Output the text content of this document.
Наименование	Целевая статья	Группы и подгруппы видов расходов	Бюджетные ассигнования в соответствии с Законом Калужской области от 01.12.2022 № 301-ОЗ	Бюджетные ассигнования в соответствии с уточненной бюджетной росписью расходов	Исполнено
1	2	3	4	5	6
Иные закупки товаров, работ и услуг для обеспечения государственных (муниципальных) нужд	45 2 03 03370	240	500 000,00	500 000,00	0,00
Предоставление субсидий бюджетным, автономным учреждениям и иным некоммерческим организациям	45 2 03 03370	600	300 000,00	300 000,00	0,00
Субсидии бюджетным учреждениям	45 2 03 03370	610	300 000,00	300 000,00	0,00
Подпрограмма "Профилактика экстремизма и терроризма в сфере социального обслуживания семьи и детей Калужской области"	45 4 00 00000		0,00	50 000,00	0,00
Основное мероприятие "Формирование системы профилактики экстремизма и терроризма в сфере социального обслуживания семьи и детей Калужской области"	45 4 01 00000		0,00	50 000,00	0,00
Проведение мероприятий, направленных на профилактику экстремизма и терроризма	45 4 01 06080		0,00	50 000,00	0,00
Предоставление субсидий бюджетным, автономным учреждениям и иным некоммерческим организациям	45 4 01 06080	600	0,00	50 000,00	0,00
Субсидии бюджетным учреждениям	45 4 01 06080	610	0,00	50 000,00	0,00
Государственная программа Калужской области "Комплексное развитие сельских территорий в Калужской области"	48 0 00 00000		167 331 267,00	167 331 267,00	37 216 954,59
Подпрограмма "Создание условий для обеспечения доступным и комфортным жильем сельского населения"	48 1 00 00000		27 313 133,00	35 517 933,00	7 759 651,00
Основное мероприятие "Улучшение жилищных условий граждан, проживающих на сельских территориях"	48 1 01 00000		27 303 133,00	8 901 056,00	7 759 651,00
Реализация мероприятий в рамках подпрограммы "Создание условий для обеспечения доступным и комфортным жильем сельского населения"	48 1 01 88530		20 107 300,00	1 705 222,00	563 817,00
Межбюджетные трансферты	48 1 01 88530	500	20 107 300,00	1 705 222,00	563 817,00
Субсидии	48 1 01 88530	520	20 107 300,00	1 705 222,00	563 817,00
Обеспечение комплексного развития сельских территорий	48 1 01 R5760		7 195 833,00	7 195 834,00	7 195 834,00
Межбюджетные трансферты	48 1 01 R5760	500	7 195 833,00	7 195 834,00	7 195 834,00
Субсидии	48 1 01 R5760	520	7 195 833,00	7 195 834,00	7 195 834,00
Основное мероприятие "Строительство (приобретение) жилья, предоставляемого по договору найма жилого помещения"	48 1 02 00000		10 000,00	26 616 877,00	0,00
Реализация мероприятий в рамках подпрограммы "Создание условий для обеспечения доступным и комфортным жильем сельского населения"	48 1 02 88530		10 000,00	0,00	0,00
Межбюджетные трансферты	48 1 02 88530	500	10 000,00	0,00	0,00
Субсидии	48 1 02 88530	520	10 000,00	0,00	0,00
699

______________________________

Working from the material above, retype it in its entirety without change.

**Task output**
Output the text content of this document.
Наименование	Целевая статья	Группы и подгруппы видов расходов	Бюджетные ассигнования в соответствии с Законом Калужской области от 01.12.2022 № 301-ОЗ	Бюджетные ассигнования в соответствии с уточненной бюджетной росписью расходов	Исполнено
1	2	3	4	5	6
Иные закупки товаров, работ и услуг для обеспечения государственных (муниципальных) нужд	45 2 03 03370	240	500 000,00	500 000,00	0,00
Предоставление субсидий бюджетным, автономным учреждениям и иным некоммерческим организациям	45 2 03 03370	600	300 000,00	300 000,00	0,00
Субсидии бюджетным учреждениям	45 2 03 03370	610	300 000,00	300 000,00	0,00
Подпрограмма "Профилактика экстремизма и терроризма в сфере социального обслуживания семьи и детей Калужской области"	45 4 00 00000		0,00	50 000,00	0,00
Основное мероприятие "Формирование системы профилактики экстремизма и терроризма в сфере социального обслуживания семьи и детей Калужской области"	45 4 01 00000		0,00	50 000,00	0,00
Проведение мероприятий, направленных на профилактику экстремизма и терроризма	45 4 01 06080		0,00	50 000,00	0,00
Предоставление субсидий бюджетным, автономным учреждениям и иным некоммерческим организациям	45 4 01 06080	600	0,00	50 000,00	0,00
Субсидии бюджетным учреждениям	45 4 01 06080	610	0,00	50 000,00	0,00
Государственная программа Калужской области "Комплексное развитие сельских территорий в Калужской области"	48 0 00 00000		167 331 267,00	167 331 267,00	37 216 954,59
Подпрограмма "Создание условий для обеспечения доступным и комфортным жильем сельского населения"	48 1 00 00000		27 313 133,00	35 517 933,00	7 759 651,00
Основное мероприятие "Улучшение жилищных условий граждан, проживающих на сельских территориях"	48 1 01 00000		27 303 133,00	8 901 056,00	7 759 651,00
Реализация мероприятий в рамках подпрограммы "Создание условий для обеспечения доступным и комфортным жильем сельского населения"	48 1 01 88530		20 107 300,00	1 705 222,00	563 817,00
Межбюджетные трансферты	48 1 01 88530	500	20 107 300,00	1 705 222,00	563 817,00
Субсидии	48 1 01 88530	520	20 107 300,00	1 705 222,00	563 817,00
Обеспечение комплексного развития сельских территорий	48 1 01 R5760		7 195 833,00	7 195 834,00	7 195 834,00
Межбюджетные трансферты	48 1 01 R5760	500	7 195 833,00	7 195 834,00	7 195 834,00
Субсидии	48 1 01 R5760	520	7 195 833,00	7 195 834,00	7 195 834,00
Основное мероприятие "Строительство (приобретение) жилья, предоставляемого по договору найма жилого помещения"	48 1 02 00000		10 000,00	26 616 877,00	0,00
Реализация мероприятий в рамках подпрограммы "Создание условий для обеспечения доступным и комфортным жильем сельского населения"	48 1 02 88530		10 000,00	0,00	0,00
Межбюджетные трансферты	48 1 02 88530	500	10 000,00	0,00	0,00
Субсидии	48 1 02 88530	520	10 000,00	0,00	0,00
699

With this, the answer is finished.